## YOUR GOAL
Reproduce the material word for word; the images stay out.

········

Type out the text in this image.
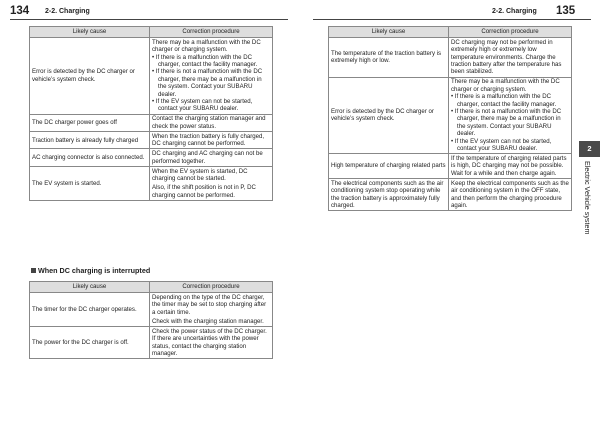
134 2-2. Charging	2-2. Charging 135
Likely cause	Correction procedure
Error is detected by the DC charger or vehicle’s system check.	There may be a malfunction with the DC charger or charging system.
• If there is a malfunction with the DC charger, contact the facility manager.
• If there is not a malfunction with the DC charger, there may be a malfunction in the system. Contact your SUBARU dealer.
• If the EV system can not be started, contact your SUBARU dealer.

The DC charger power goes off	Contact the charging station manager and check the power status.
Traction battery is already fully charged	When the traction battery is fully charged, DC charging cannot be performed.
AC charging connector is also connected.	DC charging and AC charging can not be performed together.
The EV system is started.	When the EV system is started, DC charging cannot be started.
Also, if the shift position is not in P, DC charging cannot be performed.
When DC charging is interrupted
Likely cause	Correction procedure
The timer for the DC charger operates.	Depending on the type of the DC charger, the timer may be set to stop charging after a certain time.
Check with the charging station manager.

The power for the DC charger is off.	Check the power status of the DC charger. If there are uncertainties with the power status, contact the charging station manager.
Likely cause	Correction procedure
The temperature of the traction battery is extremely high or low.	DC charging may not be performed in extremely high or extremely low temperature environments. Charge the traction battery after the temperature has been stabilized.
Error is detected by the DC charger or vehicle’s system check.	There may be a malfunction with the DC charger or charging system.
• If there is a malfunction with the DC charger, contact the facility manager.
• If there is not a malfunction with the DC charger, there may be a malfunction in the system. Contact your SUBARU dealer.
• If the EV system can not be started, contact your SUBARU dealer.

High temperature of charging related parts	If the temperature of charging related parts is high, DC charging may not be possible. Wait for a while and then charge again.
The electrical components such as the air conditioning system stop operating while the traction battery is approximately fully charged.	Keep the electrical components such as the air conditioning system in the OFF state, and then perform the charging procedure again.
2
Electric Vehicle system
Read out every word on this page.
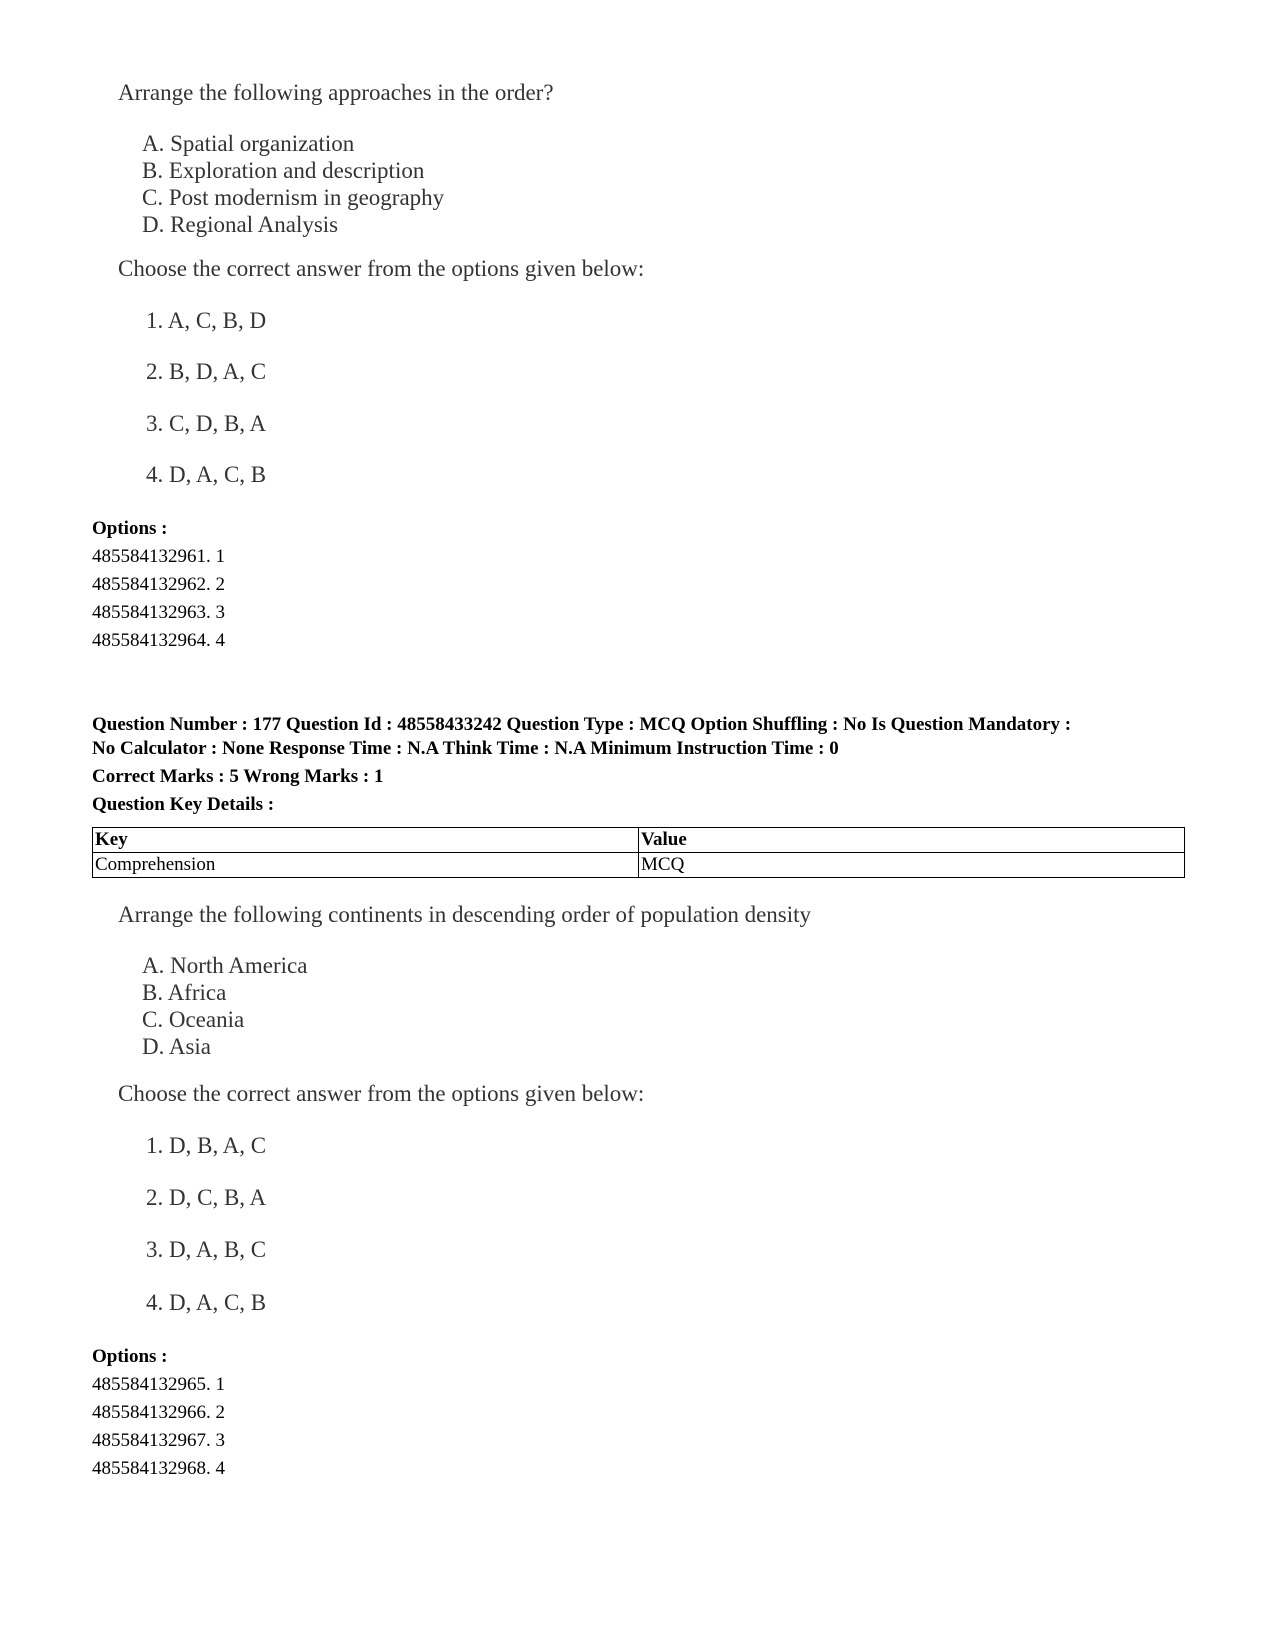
Arrange the following approaches in the order?
A. Spatial organization
B. Exploration and description
C. Post modernism in geography
D. Regional Analysis
Choose the correct answer from the options given below:
1. A, C, B, D
2. B, D, A, C
3. C, D, B, A
4. D, A, C, B
Options :
485584132961. 1
485584132962. 2
485584132963. 3
485584132964. 4
Question Number : 177 Question Id : 48558433242 Question Type : MCQ Option Shuffling : No Is Question Mandatory :
No Calculator : None Response Time : N.A Think Time : N.A Minimum Instruction Time : 0
Correct Marks : 5 Wrong Marks : 1
Question Key Details :
Key	Value
Comprehension	MCQ
Arrange the following continents in descending order of population density
A. North America
B. Africa
C. Oceania
D. Asia
Choose the correct answer from the options given below:
1. D, B, A, C
2. D, C, B, A
3. D, A, B, C
4. D, A, C, B
Options :
485584132965. 1
485584132966. 2
485584132967. 3
485584132968. 4
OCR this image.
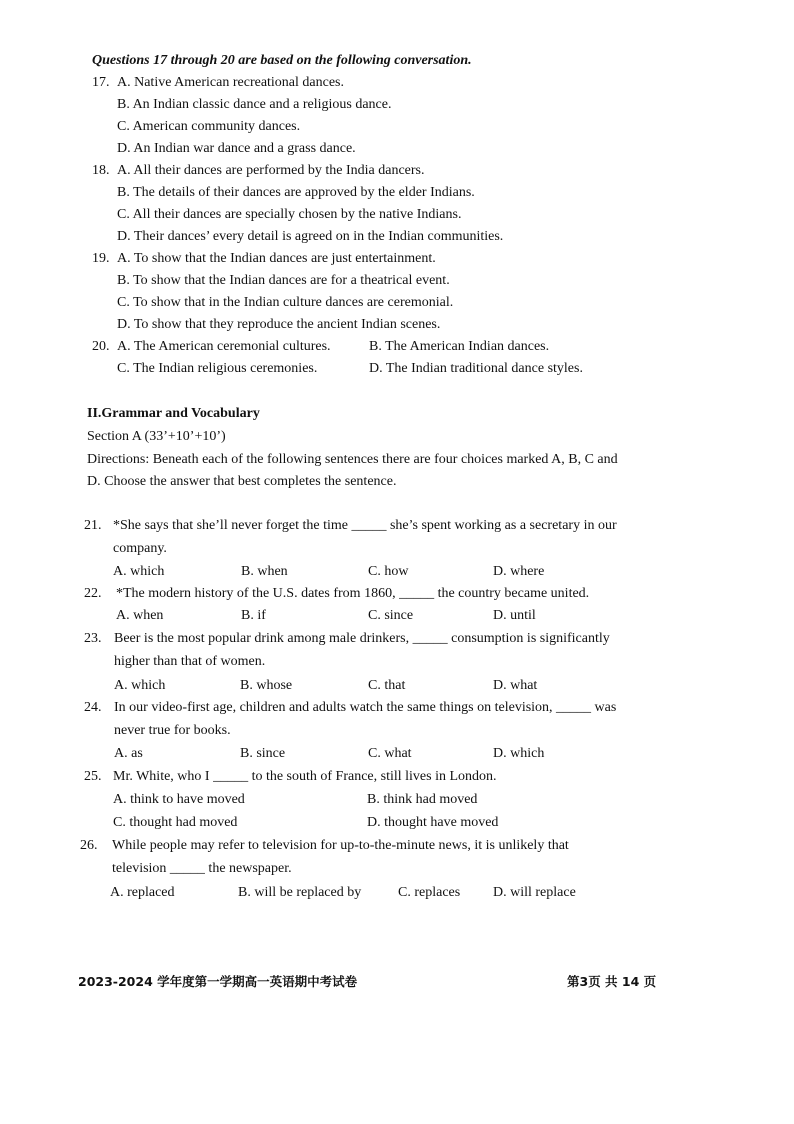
Questions 17 through 20 are based on the following conversation.
17. A. Native American recreational dances.
B. An Indian classic dance and a religious dance.
C. American community dances.
D. An Indian war dance and a grass dance.
18. A. All their dances are performed by the India dancers.
B. The details of their dances are approved by the elder Indians.
C. All their dances are specially chosen by the native Indians.
D. Their dances’ every detail is agreed on in the Indian communities.
19. A. To show that the Indian dances are just entertainment.
B. To show that the Indian dances are for a theatrical event.
C. To show that in the Indian culture dances are ceremonial.
D. To show that they reproduce the ancient Indian scenes.
20. A. The American ceremonial cultures.	B. The American Indian dances.
C. The Indian religious ceremonies.	D. The Indian traditional dance styles.
II.Grammar and Vocabulary
Section A (33’+10’+10’)
Directions: Beneath each of the following sentences there are four choices marked A, B, C and
D. Choose the answer that best completes the sentence.
21. *She says that she’ll never forget the time _____ she’s spent working as a secretary in our
company.
A. which	B. when	C. how	D. where
22. *The modern history of the U.S. dates from 1860, _____ the country became united.
A. when	B. if	C. since	D. until
23. Beer is the most popular drink among male drinkers, _____ consumption is significantly
higher than that of women.
A. which	B. whose	C. that	D. what
24. In our video-first age, children and adults watch the same things on television, _____ was
never true for books.
A. as	B. since	C. what	D. which
25. Mr. White, who I _____ to the south of France, still lives in London.
A. think to have moved	B. think had moved
C. thought had moved	D. thought have moved
26. While people may refer to television for up-to-the-minute news, it is unlikely that
television _____ the newspaper.
A. replaced	B. will be replaced by	C. replaces D. will replace
2023-2024 学年度第一学期高一英语期中考试卷	第3页 共 14 页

········

## FINAL RESULT
Type out the text in this image.
134 2-2. Charging	2-2. Charging 135
Likely cause	Correction procedure
Error is detected by the DC charger or vehicle’s system check.	There may be a malfunction with the DC charger or charging system.
• If there is a malfunction with the DC charger, contact the facility manager.
• If there is not a malfunction with the DC charger, there may be a malfunction in the system. Contact your SUBARU dealer.
• If the EV system can not be started, contact your SUBARU dealer.

The DC charger power goes off	Contact the charging station manager and check the power status.
Traction battery is already fully charged	When the traction battery is fully charged, DC charging cannot be performed.
AC charging connector is also connected.	DC charging and AC charging can not be performed together.
The EV system is started.	When the EV system is started, DC charging cannot be started.
Also, if the shift position is not in P, DC charging cannot be performed.
When DC charging is interrupted
Likely cause	Correction procedure
The timer for the DC charger operates.	Depending on the type of the DC charger, the timer may be set to stop charging after a certain time.
Check with the charging station manager.

The power for the DC charger is off.	Check the power status of the DC charger. If there are uncertainties with the power status, contact the charging station manager.
Likely cause	Correction procedure
The temperature of the traction battery is extremely high or low.	DC charging may not be performed in extremely high or extremely low temperature environments. Charge the traction battery after the temperature has been stabilized.
Error is detected by the DC charger or vehicle’s system check.	There may be a malfunction with the DC charger or charging system.
• If there is a malfunction with the DC charger, contact the facility manager.
• If there is not a malfunction with the DC charger, there may be a malfunction in the system. Contact your SUBARU dealer.
• If the EV system can not be started, contact your SUBARU dealer.

High temperature of charging related parts	If the temperature of charging related parts is high, DC charging may not be possible. Wait for a while and then charge again.
The electrical components such as the air conditioning system stop operating while the traction battery is approximately fully charged.	Keep the electrical components such as the air conditioning system in the OFF state, and then perform the charging procedure again.
2
Electric Vehicle system
Read out every word on this page.
Arrange the following approaches in the order?
A. Spatial organization
B. Exploration and description
C. Post modernism in geography
D. Regional Analysis
Choose the correct answer from the options given below:
1. A, C, B, D
2. B, D, A, C
3. C, D, B, A
4. D, A, C, B
Options :
485584132961. 1
485584132962. 2
485584132963. 3
485584132964. 4
Question Number : 177 Question Id : 48558433242 Question Type : MCQ Option Shuffling : No Is Question Mandatory :
No Calculator : None Response Time : N.A Think Time : N.A Minimum Instruction Time : 0
Correct Marks : 5 Wrong Marks : 1
Question Key Details :
Key	Value
Comprehension	MCQ
Arrange the following continents in descending order of population density
A. North America
B. Africa
C. Oceania
D. Asia
Choose the correct answer from the options given below:
1. D, B, A, C
2. D, C, B, A
3. D, A, B, C
4. D, A, C, B
Options :
485584132965. 1
485584132966. 2
485584132967. 3
485584132968. 4
OCR this image.
Questions 17 through 20 are based on the following conversation.
17. A. Native American recreational dances.
B. An Indian classic dance and a religious dance.
C. American community dances.
D. An Indian war dance and a grass dance.
18. A. All their dances are performed by the India dancers.
B. The details of their dances are approved by the elder Indians.
C. All their dances are specially chosen by the native Indians.
D. Their dances’ every detail is agreed on in the Indian communities.
19. A. To show that the Indian dances are just entertainment.
B. To show that the Indian dances are for a theatrical event.
C. To show that in the Indian culture dances are ceremonial.
D. To show that they reproduce the ancient Indian scenes.
20. A. The American ceremonial cultures.	B. The American Indian dances.
C. The Indian religious ceremonies.	D. The Indian traditional dance styles.
II.Grammar and Vocabulary
Section A (33’+10’+10’)
Directions: Beneath each of the following sentences there are four choices marked A, B, C and
D. Choose the answer that best completes the sentence.
21. *She says that she’ll never forget the time _____ she’s spent working as a secretary in our
company.
A. which	B. when	C. how	D. where
22. *The modern history of the U.S. dates from 1860, _____ the country became united.
A. when	B. if	C. since	D. until
23. Beer is the most popular drink among male drinkers, _____ consumption is significantly
higher than that of women.
A. which	B. whose	C. that	D. what
24. In our video-first age, children and adults watch the same things on television, _____ was
never true for books.
A. as	B. since	C. what	D. which
25. Mr. White, who I _____ to the south of France, still lives in London.
A. think to have moved	B. think had moved
C. thought had moved	D. thought have moved
26. While people may refer to television for up-to-the-minute news, it is unlikely that
television _____ the newspaper.
A. replaced	B. will be replaced by	C. replaces D. will replace
2023-2024 学年度第一学期高一英语期中考试卷	第3页 共 14 页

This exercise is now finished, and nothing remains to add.